● DIRECTIONS FOR THIS TASK:
Rewrite the data from the line containing "radio-button[interactable] bbox=[246, 652, 258, 665]" through the line containing "269, 619, 289]", changing "table-row" to "grid-row" and leaving everything else as it is.

● SOURCE DATA:
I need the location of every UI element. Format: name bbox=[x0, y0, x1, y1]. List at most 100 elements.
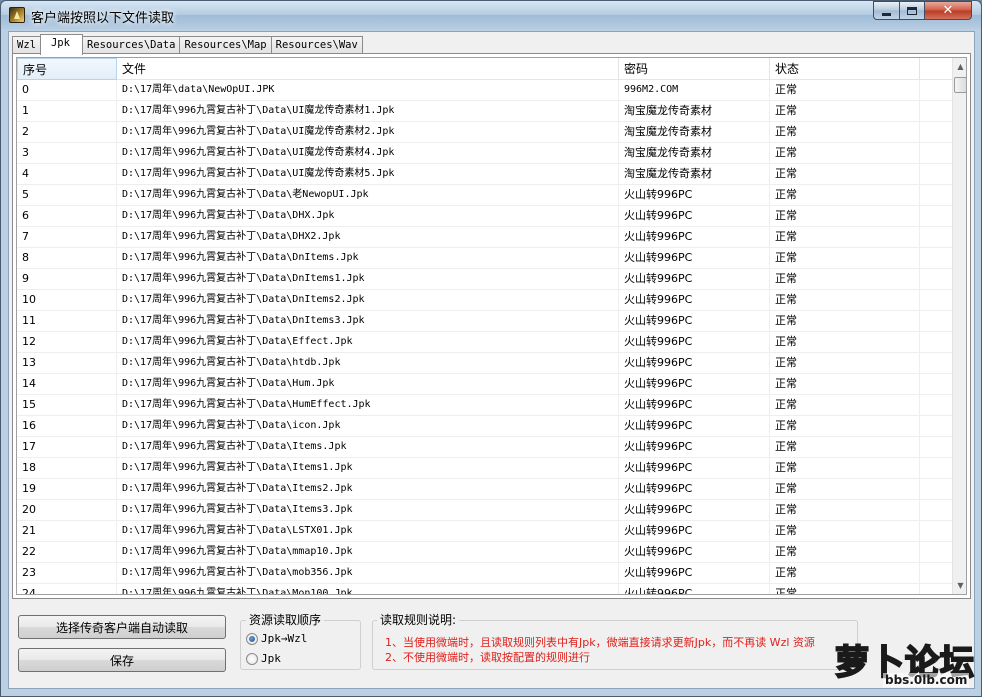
radio-button[interactable] bbox=[246, 652, 258, 665]
table-row[interactable]: 6 D:\17周年\996九霄复古补丁\Data\DHX.Jpk 火山转996PC 正… bbox=[17, 206, 952, 227]
cell-password: 火山转996PC bbox=[619, 458, 770, 478]
cell-file: D:\17周年\996九霄复古补丁\Data\DnItems1.Jpk bbox=[117, 269, 619, 289]
cell-file: D:\17周年\996九霄复古补丁\Data\UI魔龙传奇素材2.Jpk bbox=[117, 122, 619, 142]
cell-file: D:\17周年\996九霄复古补丁\Data\老NewopUI.Jpk bbox=[117, 185, 619, 205]
table-row[interactable]: 18 D:\17周年\996九霄复古补丁\Data\Items1.Jpk 火山转99… bbox=[17, 458, 952, 479]
table-row[interactable]: 3 D:\17周年\996九霄复古补丁\Data\UI魔龙传奇素材4.Jpk 淘宝魔… bbox=[17, 143, 952, 164]
cell-password: 火山转996PC bbox=[619, 311, 770, 331]
cell-status: 正常 bbox=[770, 437, 920, 457]
cell-status: 正常 bbox=[770, 227, 920, 247]
tab-resources-wav[interactable]: Resources\Wav bbox=[270, 36, 363, 54]
table-row[interactable]: 14 D:\17周年\996九霄复古补丁\Data\Hum.Jpk 火山转996PC… bbox=[17, 374, 952, 395]
table-row[interactable]: 24 D:\17周年\996九霄复古补丁\Data\Mon100.Jpk 火山转99… bbox=[17, 584, 952, 594]
scroll-down-icon[interactable]: ▼ bbox=[953, 577, 966, 594]
cell-file: D:\17周年\996九霄复古补丁\Data\DnItems.Jpk bbox=[117, 248, 619, 268]
maximize-button[interactable] bbox=[899, 1, 925, 20]
table-row[interactable]: 1 D:\17周年\996九霄复古补丁\Data\UI魔龙传奇素材1.Jpk 淘宝魔… bbox=[17, 101, 952, 122]
vertical-scrollbar[interactable]: ▲ ▼ bbox=[952, 58, 966, 594]
table-row[interactable]: 23 D:\17周年\996九霄复古补丁\Data\mob356.Jpk 火山转99… bbox=[17, 563, 952, 584]
app-window: 客户端按照以下文件读取 ✕ Wzl Jpk Resources\Data Res… bbox=[0, 0, 982, 697]
table-row[interactable]: 0 D:\17周年\data\NewOpUI.JPK 996M2.COM 正常 bbox=[17, 80, 952, 101]
cell-index: 10 bbox=[17, 290, 117, 310]
table-row[interactable]: 19 D:\17周年\996九霄复古补丁\Data\Items2.Jpk 火山转99… bbox=[17, 479, 952, 500]
table-row[interactable]: 7 D:\17周年\996九霄复古补丁\Data\DHX2.Jpk 火山转996PC… bbox=[17, 227, 952, 248]
cell-index: 15 bbox=[17, 395, 117, 415]
cell-filler bbox=[920, 353, 952, 373]
radio-jpk-wzl[interactable]: Jpk→Wzl bbox=[246, 632, 307, 645]
cell-index: 3 bbox=[17, 143, 117, 163]
radio-button-checked[interactable] bbox=[246, 632, 258, 645]
table-row[interactable]: 8 D:\17周年\996九霄复古补丁\Data\DnItems.Jpk 火山转99… bbox=[17, 248, 952, 269]
column-header-file[interactable]: 文件 bbox=[117, 58, 619, 80]
tab-resources-map[interactable]: Resources\Map bbox=[179, 36, 272, 54]
close-button[interactable]: ✕ bbox=[924, 1, 972, 20]
rules-title: 读取规则说明: bbox=[377, 611, 460, 628]
cell-index: 18 bbox=[17, 458, 117, 478]
cell-status: 正常 bbox=[770, 143, 920, 163]
table-row[interactable]: 22 D:\17周年\996九霄复古补丁\Data\mmap10.Jpk 火山转99… bbox=[17, 542, 952, 563]
cell-filler bbox=[920, 80, 952, 100]
table-row[interactable]: 17 D:\17周年\996九霄复古补丁\Data\Items.Jpk 火山转996… bbox=[17, 437, 952, 458]
cell-status: 正常 bbox=[770, 500, 920, 520]
table-row[interactable]: 10 D:\17周年\996九霄复古补丁\Data\DnItems2.Jpk 火山转… bbox=[17, 290, 952, 311]
table-header: 序号 文件 密码 状态 bbox=[17, 58, 952, 80]
table-row[interactable]: 12 D:\17周年\996九霄复古补丁\Data\Effect.Jpk 火山转99… bbox=[17, 332, 952, 353]
rule-line-1: 1、当使用微端时，且读取规则列表中有Jpk，微端直接请求更新Jpk，而不再读 W… bbox=[385, 636, 815, 649]
cell-status: 正常 bbox=[770, 122, 920, 142]
table-row[interactable]: 9 D:\17周年\996九霄复古补丁\Data\DnItems1.Jpk 火山转9… bbox=[17, 269, 952, 290]
cell-password: 淘宝魔龙传奇素材 bbox=[619, 101, 770, 121]
table-body: 0 D:\17周年\data\NewOpUI.JPK 996M2.COM 正常 1 D:\… bbox=[17, 80, 952, 594]
table-row[interactable]: 4 D:\17周年\996九霄复古补丁\Data\UI魔龙传奇素材5.Jpk 淘宝魔… bbox=[17, 164, 952, 185]
tab-wzl[interactable]: Wzl bbox=[12, 36, 41, 54]
cell-status: 正常 bbox=[770, 584, 920, 594]
table-row[interactable]: 11 D:\17周年\996九霄复古补丁\Data\DnItems3.Jpk 火山转… bbox=[17, 311, 952, 332]
title-bar[interactable]: 客户端按照以下文件读取 ✕ bbox=[1, 1, 981, 29]
cell-status: 正常 bbox=[770, 290, 920, 310]
cell-status: 正常 bbox=[770, 164, 920, 184]
client-area: Wzl Jpk Resources\Data Resources\Map Res… bbox=[8, 31, 975, 689]
radio-jpk[interactable]: Jpk bbox=[246, 652, 281, 665]
column-header-status[interactable]: 状态 bbox=[770, 58, 920, 80]
cell-status: 正常 bbox=[770, 479, 920, 499]
cell-status: 正常 bbox=[770, 374, 920, 394]
cell-filler bbox=[920, 584, 952, 594]
table-row[interactable]: 2 D:\17周年\996九霄复古补丁\Data\UI魔龙传奇素材2.Jpk 淘宝魔… bbox=[17, 122, 952, 143]
table-row[interactable]: 5 D:\17周年\996九霄复古补丁\Data\老NewopUI.Jpk 火山转9… bbox=[17, 185, 952, 206]
scroll-thumb[interactable] bbox=[954, 77, 966, 93]
cell-password: 淘宝魔龙传奇素材 bbox=[619, 143, 770, 163]
cell-status: 正常 bbox=[770, 458, 920, 478]
read-order-group: 资源读取顺序 Jpk→Wzl Jpk bbox=[240, 611, 361, 670]
cell-filler bbox=[920, 479, 952, 499]
minimize-button[interactable] bbox=[873, 1, 900, 20]
file-list[interactable]: 序号 文件 密码 状态 0 D:\17周年\data\NewOpUI.JPK 996… bbox=[16, 57, 967, 595]
cell-status: 正常 bbox=[770, 563, 920, 583]
cell-password: 火山转996PC bbox=[619, 248, 770, 268]
cell-status: 正常 bbox=[770, 311, 920, 331]
cell-file: D:\17周年\996九霄复古补丁\Data\DHX.Jpk bbox=[117, 206, 619, 226]
cell-password: 淘宝魔龙传奇素材 bbox=[619, 164, 770, 184]
cell-index: 23 bbox=[17, 563, 117, 583]
table-row[interactable]: 15 D:\17周年\996九霄复古补丁\Data\HumEffect.Jpk 火山… bbox=[17, 395, 952, 416]
table-row[interactable]: 20 D:\17周年\996九霄复古补丁\Data\Items3.Jpk 火山转99… bbox=[17, 500, 952, 521]
table-row[interactable]: 13 D:\17周年\996九霄复古补丁\Data\htdb.Jpk 火山转996P… bbox=[17, 353, 952, 374]
radio-label: Jpk→Wzl bbox=[261, 632, 308, 645]
forum-watermark-logo: 萝卜论坛 bbs.0lb.com bbox=[831, 633, 976, 691]
tab-strip: Wzl Jpk Resources\Data Resources\Map Res… bbox=[12, 34, 363, 55]
cell-index: 16 bbox=[17, 416, 117, 436]
table-row[interactable]: 21 D:\17周年\996九霄复古补丁\Data\LSTX01.Jpk 火山转99… bbox=[17, 521, 952, 542]
cell-file: D:\17周年\996九霄复古补丁\Data\LSTX01.Jpk bbox=[117, 521, 619, 541]
tab-jpk[interactable]: Jpk bbox=[39, 34, 83, 55]
column-header-index[interactable]: 序号 bbox=[17, 58, 117, 80]
cell-filler bbox=[920, 395, 952, 415]
auto-read-button[interactable]: 选择传奇客户端自动读取 bbox=[18, 615, 226, 639]
cell-status: 正常 bbox=[770, 269, 920, 289]
cell-filler bbox=[920, 122, 952, 142]
cell-filler bbox=[920, 290, 952, 310]
scroll-up-icon[interactable]: ▲ bbox=[953, 58, 966, 75]
cell-index: 21 bbox=[17, 521, 117, 541]
cell-status: 正常 bbox=[770, 248, 920, 268]
column-header-password[interactable]: 密码 bbox=[619, 58, 770, 80]
tab-resources-data[interactable]: Resources\Data bbox=[81, 36, 181, 54]
table-row[interactable]: 16 D:\17周年\996九霄复古补丁\Data\icon.Jpk 火山转996P… bbox=[17, 416, 952, 437]
save-button[interactable]: 保存 bbox=[18, 648, 226, 672]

● EXERCISE OUTPUT:
radio-button[interactable] bbox=[246, 652, 258, 665]
grid-row[interactable]: 6 D:\17周年\996九霄复古补丁\Data\DHX.Jpk 火山转996PC 正… bbox=[17, 206, 952, 227]
cell-password: 火山转996PC bbox=[619, 458, 770, 478]
cell-file: D:\17周年\996九霄复古补丁\Data\DnItems1.Jpk bbox=[117, 269, 619, 289]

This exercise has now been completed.